Start of READING PASSAGE

3
votes

In the test-bench code shown below, I'm observing that the clock signal clk does not toggle as expected. The clock changes from low to high at time 5, but doesn't toggle after that.

module tb();
  reg clk;
  initial begin
     clk = 'b0;
     #100 $finish;
  end
  always@* #5 clk = ~clk;
endmodule

However, if I remove @* from the always@* statement, the clock toggles every 5ns as expected. My question is why doesn't the process block always@* get triggered after the first change?

Note: I've tested the code in NCSIM and VCS, I don't think this a simulator issue.

3

3 Answers

4
votes

The accepted answer is wrong - the always is initially triggered by the assignment to 0 in the initial block, so you have a perfectly valid question, which is why the always block isn't triggering itself after it ran the first time (and it clearly did run, because clk is set to 1).

End of READING PASSAGE

## OBJECTIVE 1
Answer these questions about the Verilog clock passage:
(a) At what time does the clock change from low to high?
(b) In which simulators was the code tested?
(c) According to the last answer, what initially triggers the always block?
## OBJECTIVE 2
From the Verilog clock passage, retype the section that begins at the words "The accepted answer" and stops after the words "is set to 1).".
## OBJECTIVE 3
Decide whether each statement agrees with the Verilog clock passage. Answer yes or no, and quote the words that settle it.
(a) Removing @* from the always@* statement makes the clock toggle every 5ns.
(b) The person asking suspects a simulator issue.
(c) The last answer supports the accepted answer.

Start of EXCERPTED DATA

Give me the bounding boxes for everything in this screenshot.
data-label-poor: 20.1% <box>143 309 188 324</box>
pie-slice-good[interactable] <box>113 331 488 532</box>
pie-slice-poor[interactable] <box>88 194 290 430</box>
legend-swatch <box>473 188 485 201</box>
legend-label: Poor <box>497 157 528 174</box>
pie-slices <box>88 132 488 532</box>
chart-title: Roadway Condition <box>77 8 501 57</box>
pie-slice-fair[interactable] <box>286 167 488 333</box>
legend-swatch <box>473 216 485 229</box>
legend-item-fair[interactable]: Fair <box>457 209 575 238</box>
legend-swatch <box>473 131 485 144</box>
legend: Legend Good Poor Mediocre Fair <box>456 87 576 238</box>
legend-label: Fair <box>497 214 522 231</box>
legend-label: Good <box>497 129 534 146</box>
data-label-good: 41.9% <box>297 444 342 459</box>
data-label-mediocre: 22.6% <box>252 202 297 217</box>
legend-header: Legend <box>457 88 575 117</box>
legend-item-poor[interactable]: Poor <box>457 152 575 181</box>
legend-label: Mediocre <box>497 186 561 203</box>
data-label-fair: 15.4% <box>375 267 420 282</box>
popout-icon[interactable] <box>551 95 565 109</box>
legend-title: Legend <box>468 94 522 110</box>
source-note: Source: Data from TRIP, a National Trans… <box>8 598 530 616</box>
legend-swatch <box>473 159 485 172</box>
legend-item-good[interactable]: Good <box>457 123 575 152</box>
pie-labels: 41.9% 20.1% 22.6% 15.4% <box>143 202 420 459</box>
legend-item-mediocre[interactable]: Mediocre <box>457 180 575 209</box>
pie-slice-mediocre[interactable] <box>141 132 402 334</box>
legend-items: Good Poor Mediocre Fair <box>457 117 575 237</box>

End of EXCERPTED DATA

## TASK RESULT 1
(a) At time 5.
(b) NCSIM and VCS.
(c) The assignment to 0 in the initial block.

## TASK RESULT 2
The accepted answer is wrong - the always is initially triggered by the assignment to 0 in the initial block, so you have a perfectly valid question, which is why the always block isn't triggering itself after it ran the first time (and it clearly did run, because clk is set to 1).

## TASK RESULT 3
(a) Yes: "if I remove @* from the always@* statement, the clock toggles every 5ns as expected"
(b) No: "I don't think this a simulator issue"
(c) No: "The accepted answer is wrong"